[TASK INSTRUCTIONS] Without the pictures, return each record as it appears.

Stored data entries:
+ + + + + + +

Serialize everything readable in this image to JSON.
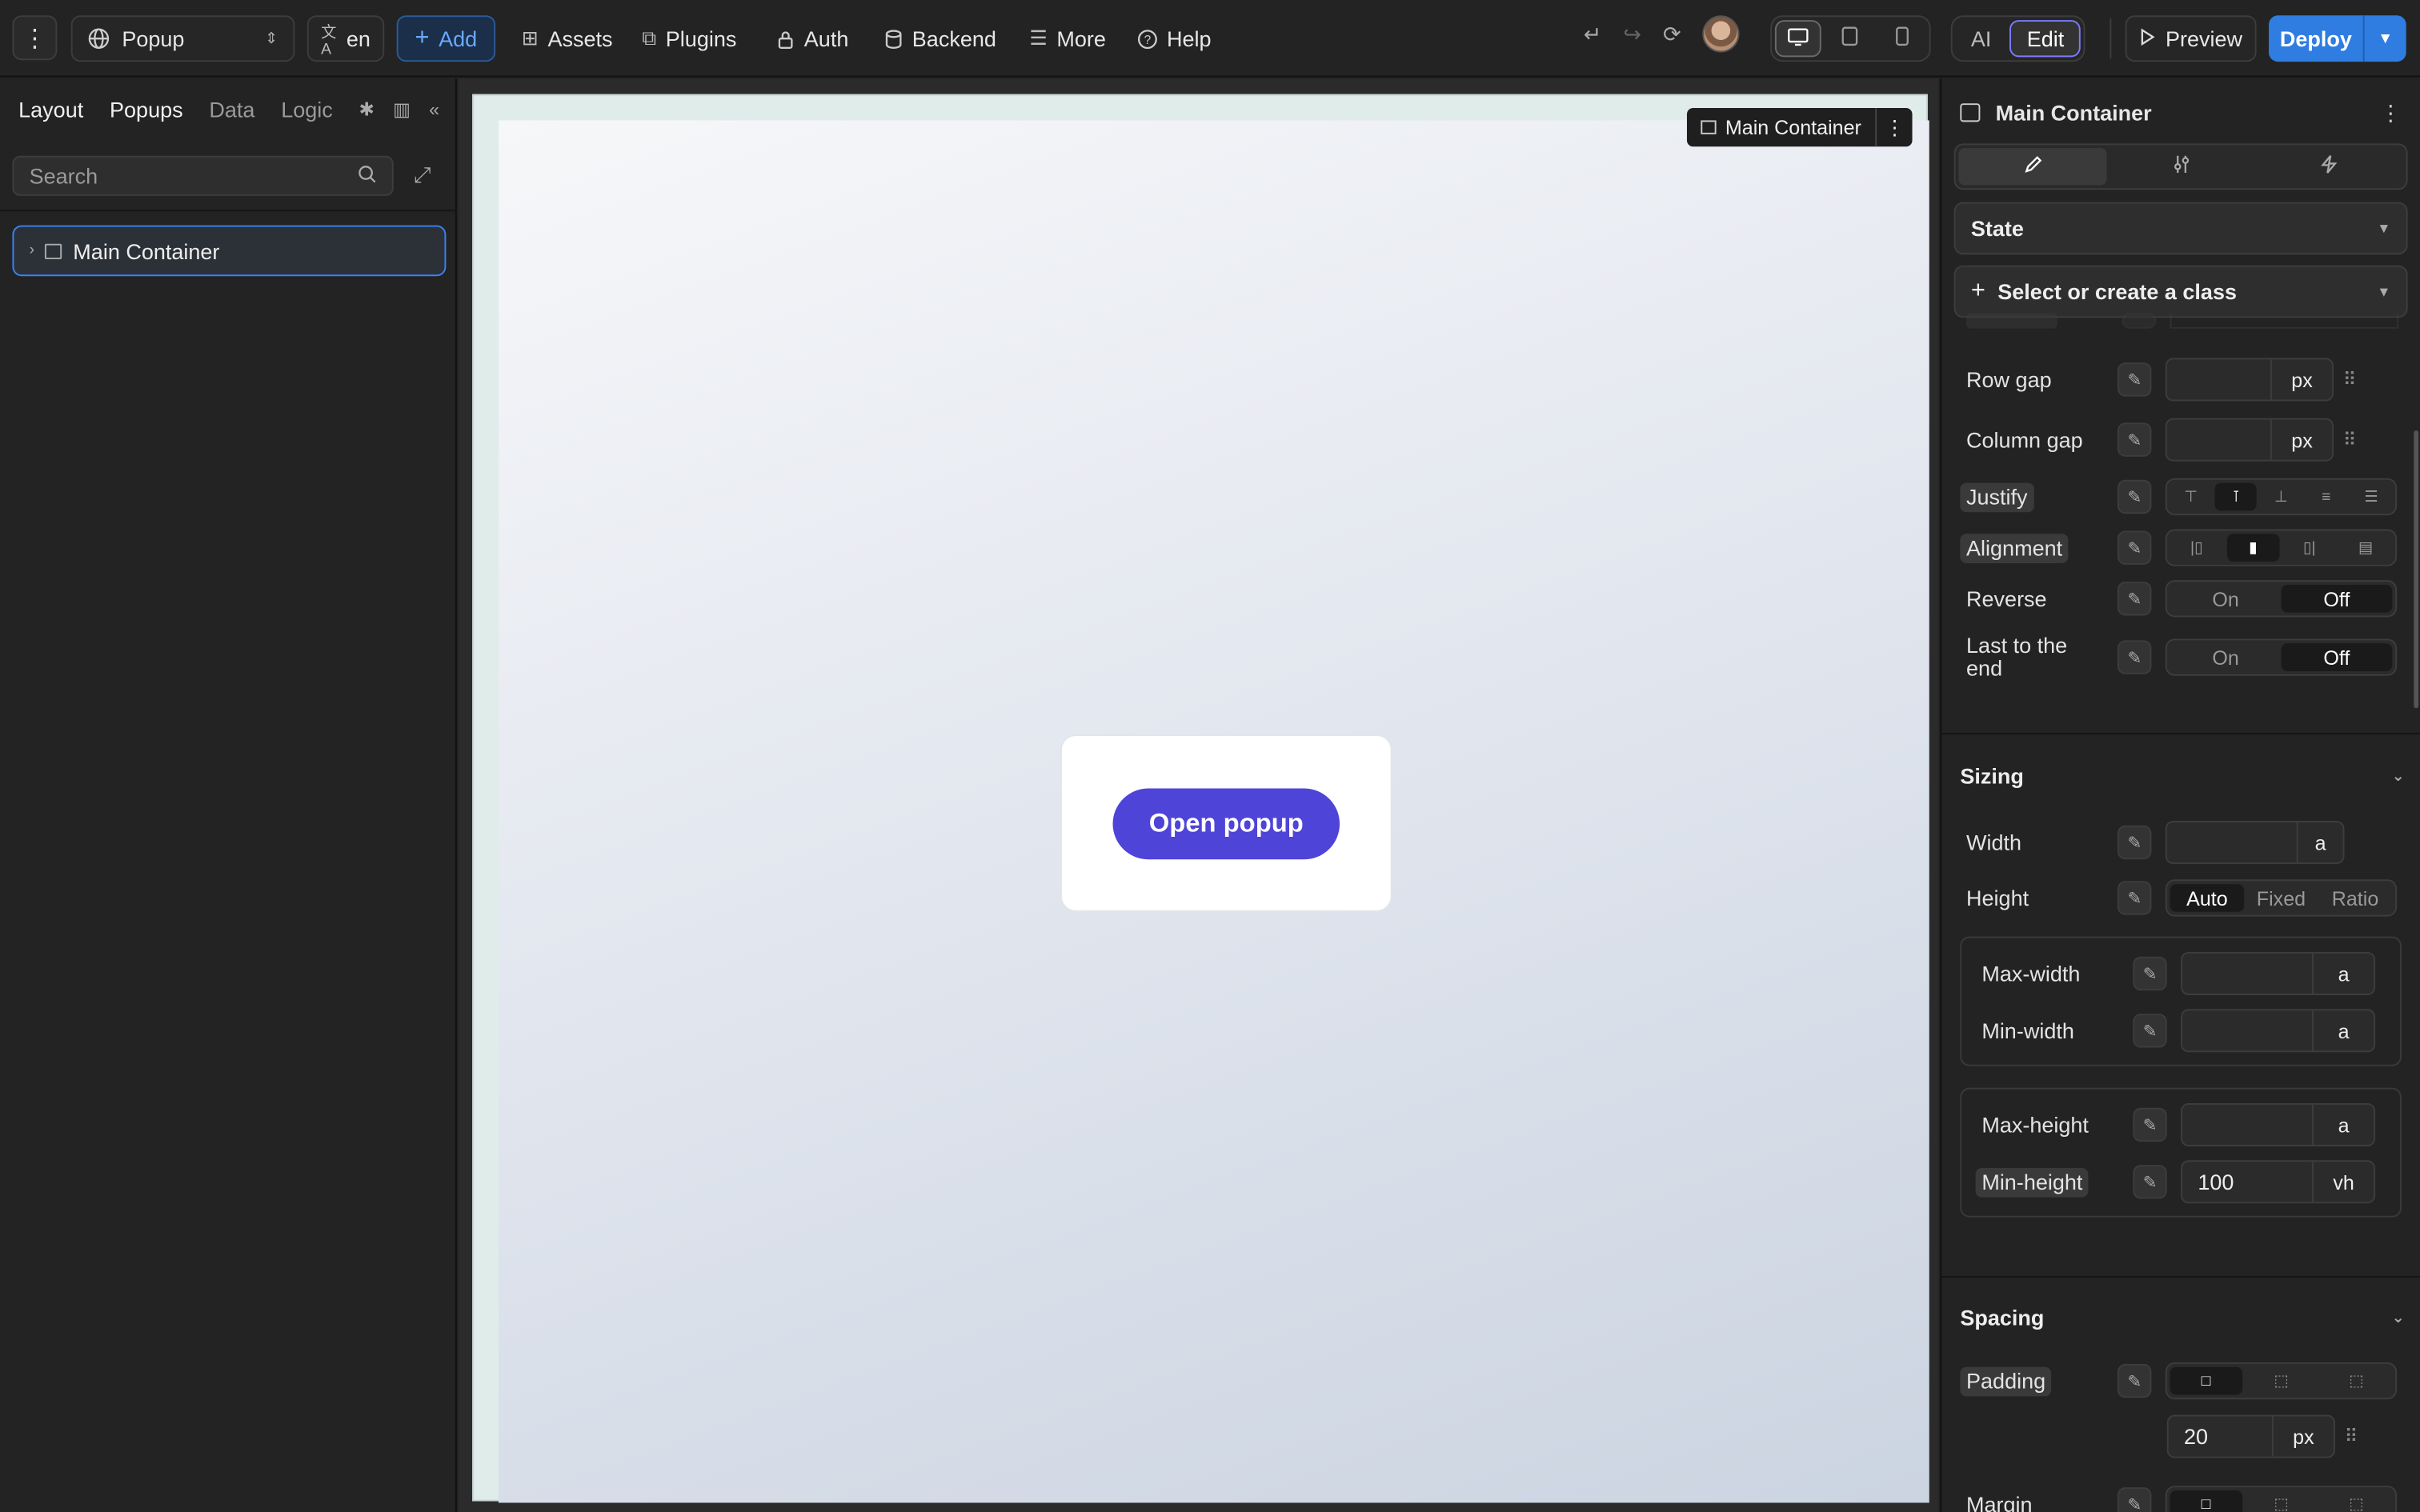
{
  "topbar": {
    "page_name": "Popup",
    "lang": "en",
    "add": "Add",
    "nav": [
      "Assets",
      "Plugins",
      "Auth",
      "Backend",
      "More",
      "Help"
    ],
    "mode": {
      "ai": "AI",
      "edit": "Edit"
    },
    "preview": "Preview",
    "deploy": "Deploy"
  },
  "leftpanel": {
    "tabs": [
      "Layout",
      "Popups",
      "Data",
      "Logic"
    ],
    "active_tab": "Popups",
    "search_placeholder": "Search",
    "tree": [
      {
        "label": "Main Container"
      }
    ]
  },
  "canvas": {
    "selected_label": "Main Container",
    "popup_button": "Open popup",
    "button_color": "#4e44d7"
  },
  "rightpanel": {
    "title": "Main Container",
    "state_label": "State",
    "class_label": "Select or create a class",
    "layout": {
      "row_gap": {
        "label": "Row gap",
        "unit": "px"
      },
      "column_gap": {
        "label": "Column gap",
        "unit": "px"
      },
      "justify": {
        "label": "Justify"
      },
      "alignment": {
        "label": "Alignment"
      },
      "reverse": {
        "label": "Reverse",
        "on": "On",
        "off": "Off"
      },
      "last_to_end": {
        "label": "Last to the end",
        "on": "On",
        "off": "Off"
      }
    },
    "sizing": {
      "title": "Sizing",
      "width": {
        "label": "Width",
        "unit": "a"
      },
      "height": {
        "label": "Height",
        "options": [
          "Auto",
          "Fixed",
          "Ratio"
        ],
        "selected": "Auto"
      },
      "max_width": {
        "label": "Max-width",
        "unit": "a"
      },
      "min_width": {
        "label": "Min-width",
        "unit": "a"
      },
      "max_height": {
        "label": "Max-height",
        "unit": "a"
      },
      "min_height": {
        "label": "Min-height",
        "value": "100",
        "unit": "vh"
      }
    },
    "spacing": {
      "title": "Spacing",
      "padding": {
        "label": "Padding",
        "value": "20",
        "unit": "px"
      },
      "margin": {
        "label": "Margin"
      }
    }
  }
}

+ + + + + + +

[ANSWER TO THE TASK]
Serialize everything readable in this image to JSON.
{
  "topbar": {
    "page_name": "Popup",
    "lang": "en",
    "add": "Add",
    "nav": [
      "Assets",
      "Plugins",
      "Auth",
      "Backend",
      "More",
      "Help"
    ],
    "mode": {
      "ai": "AI",
      "edit": "Edit"
    },
    "preview": "Preview",
    "deploy": "Deploy"
  },
  "leftpanel": {
    "tabs": [
      "Layout",
      "Popups",
      "Data",
      "Logic"
    ],
    "active_tab": "Popups",
    "search_placeholder": "Search",
    "tree": [
      {
        "label": "Main Container"
      }
    ]
  },
  "canvas": {
    "selected_label": "Main Container",
    "popup_button": "Open popup",
    "button_color": "#4e44d7"
  },
  "rightpanel": {
    "title": "Main Container",
    "state_label": "State",
    "class_label": "Select or create a class",
    "layout": {
      "row_gap": {
        "label": "Row gap",
        "unit": "px"
      },
      "column_gap": {
        "label": "Column gap",
        "unit": "px"
      },
      "justify": {
        "label": "Justify"
      },
      "alignment": {
        "label": "Alignment"
      },
      "reverse": {
        "label": "Reverse",
        "on": "On",
        "off": "Off"
      },
      "last_to_end": {
        "label": "Last to the end",
        "on": "On",
        "off": "Off"
      }
    },
    "sizing": {
      "title": "Sizing",
      "width": {
        "label": "Width",
        "unit": "a"
      },
      "height": {
        "label": "Height",
        "options": [
          "Auto",
          "Fixed",
          "Ratio"
        ],
        "selected": "Auto"
      },
      "max_width": {
        "label": "Max-width",
        "unit": "a"
      },
      "min_width": {
        "label": "Min-width",
        "unit": "a"
      },
      "max_height": {
        "label": "Max-height",
        "unit": "a"
      },
      "min_height": {
        "label": "Min-height",
        "value": "100",
        "unit": "vh"
      }
    },
    "spacing": {
      "title": "Spacing",
      "padding": {
        "label": "Padding",
        "value": "20",
        "unit": "px"
      },
      "margin": {
        "label": "Margin"
      }
    }
  }
}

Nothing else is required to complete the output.